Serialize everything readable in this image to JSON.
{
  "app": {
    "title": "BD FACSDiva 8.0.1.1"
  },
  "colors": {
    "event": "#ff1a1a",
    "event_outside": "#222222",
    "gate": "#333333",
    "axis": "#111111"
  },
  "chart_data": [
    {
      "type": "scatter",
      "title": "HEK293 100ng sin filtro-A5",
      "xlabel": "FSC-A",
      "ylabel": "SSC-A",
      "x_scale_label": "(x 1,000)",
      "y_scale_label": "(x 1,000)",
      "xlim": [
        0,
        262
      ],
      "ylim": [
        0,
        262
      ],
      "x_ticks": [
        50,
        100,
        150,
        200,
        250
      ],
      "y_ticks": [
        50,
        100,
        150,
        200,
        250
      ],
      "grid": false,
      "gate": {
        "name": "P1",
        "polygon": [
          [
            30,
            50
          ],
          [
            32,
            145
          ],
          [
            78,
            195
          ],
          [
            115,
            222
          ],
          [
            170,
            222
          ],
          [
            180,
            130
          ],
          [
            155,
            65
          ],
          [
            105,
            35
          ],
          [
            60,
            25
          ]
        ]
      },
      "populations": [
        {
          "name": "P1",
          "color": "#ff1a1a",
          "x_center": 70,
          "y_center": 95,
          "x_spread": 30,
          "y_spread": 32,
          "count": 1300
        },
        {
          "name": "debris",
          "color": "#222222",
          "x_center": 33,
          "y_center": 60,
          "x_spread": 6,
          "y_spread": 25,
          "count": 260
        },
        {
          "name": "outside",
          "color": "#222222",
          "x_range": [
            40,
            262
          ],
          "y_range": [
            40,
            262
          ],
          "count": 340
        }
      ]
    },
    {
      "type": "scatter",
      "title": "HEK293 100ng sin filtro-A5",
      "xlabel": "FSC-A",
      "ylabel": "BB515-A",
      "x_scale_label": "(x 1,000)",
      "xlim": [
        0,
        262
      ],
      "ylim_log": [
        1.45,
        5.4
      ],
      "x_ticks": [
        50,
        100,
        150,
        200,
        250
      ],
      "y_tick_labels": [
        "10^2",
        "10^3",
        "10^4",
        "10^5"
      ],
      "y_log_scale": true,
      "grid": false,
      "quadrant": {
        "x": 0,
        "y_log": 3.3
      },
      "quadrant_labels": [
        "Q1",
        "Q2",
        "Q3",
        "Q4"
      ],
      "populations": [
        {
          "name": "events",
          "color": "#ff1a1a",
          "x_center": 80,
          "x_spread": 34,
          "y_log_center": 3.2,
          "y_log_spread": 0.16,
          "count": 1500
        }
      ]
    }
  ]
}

Directive
Exactly reproduce the material above.

Answer to the exercise
Serialize everything readable in this image to JSON.
{
  "app": {
    "title": "BD FACSDiva 8.0.1.1"
  },
  "colors": {
    "event": "#ff1a1a",
    "event_outside": "#222222",
    "gate": "#333333",
    "axis": "#111111"
  },
  "chart_data": [
    {
      "type": "scatter",
      "title": "HEK293 100ng sin filtro-A5",
      "xlabel": "FSC-A",
      "ylabel": "SSC-A",
      "x_scale_label": "(x 1,000)",
      "y_scale_label": "(x 1,000)",
      "xlim": [
        0,
        262
      ],
      "ylim": [
        0,
        262
      ],
      "x_ticks": [
        50,
        100,
        150,
        200,
        250
      ],
      "y_ticks": [
        50,
        100,
        150,
        200,
        250
      ],
      "grid": false,
      "gate": {
        "name": "P1",
        "polygon": [
          [
            30,
            50
          ],
          [
            32,
            145
          ],
          [
            78,
            195
          ],
          [
            115,
            222
          ],
          [
            170,
            222
          ],
          [
            180,
            130
          ],
          [
            155,
            65
          ],
          [
            105,
            35
          ],
          [
            60,
            25
          ]
        ]
      },
      "populations": [
        {
          "name": "P1",
          "color": "#ff1a1a",
          "x_center": 70,
          "y_center": 95,
          "x_spread": 30,
          "y_spread": 32,
          "count": 1300
        },
        {
          "name": "debris",
          "color": "#222222",
          "x_center": 33,
          "y_center": 60,
          "x_spread": 6,
          "y_spread": 25,
          "count": 260
        },
        {
          "name": "outside",
          "color": "#222222",
          "x_range": [
            40,
            262
          ],
          "y_range": [
            40,
            262
          ],
          "count": 340
        }
      ]
    },
    {
      "type": "scatter",
      "title": "HEK293 100ng sin filtro-A5",
      "xlabel": "FSC-A",
      "ylabel": "BB515-A",
      "x_scale_label": "(x 1,000)",
      "xlim": [
        0,
        262
      ],
      "ylim_log": [
        1.45,
        5.4
      ],
      "x_ticks": [
        50,
        100,
        150,
        200,
        250
      ],
      "y_tick_labels": [
        "10^2",
        "10^3",
        "10^4",
        "10^5"
      ],
      "y_log_scale": true,
      "grid": false,
      "quadrant": {
        "x": 0,
        "y_log": 3.3
      },
      "quadrant_labels": [
        "Q1",
        "Q2",
        "Q3",
        "Q4"
      ],
      "populations": [
        {
          "name": "events",
          "color": "#ff1a1a",
          "x_center": 80,
          "x_spread": 34,
          "y_log_center": 3.2,
          "y_log_spread": 0.16,
          "count": 1500
        }
      ]
    }
  ]
}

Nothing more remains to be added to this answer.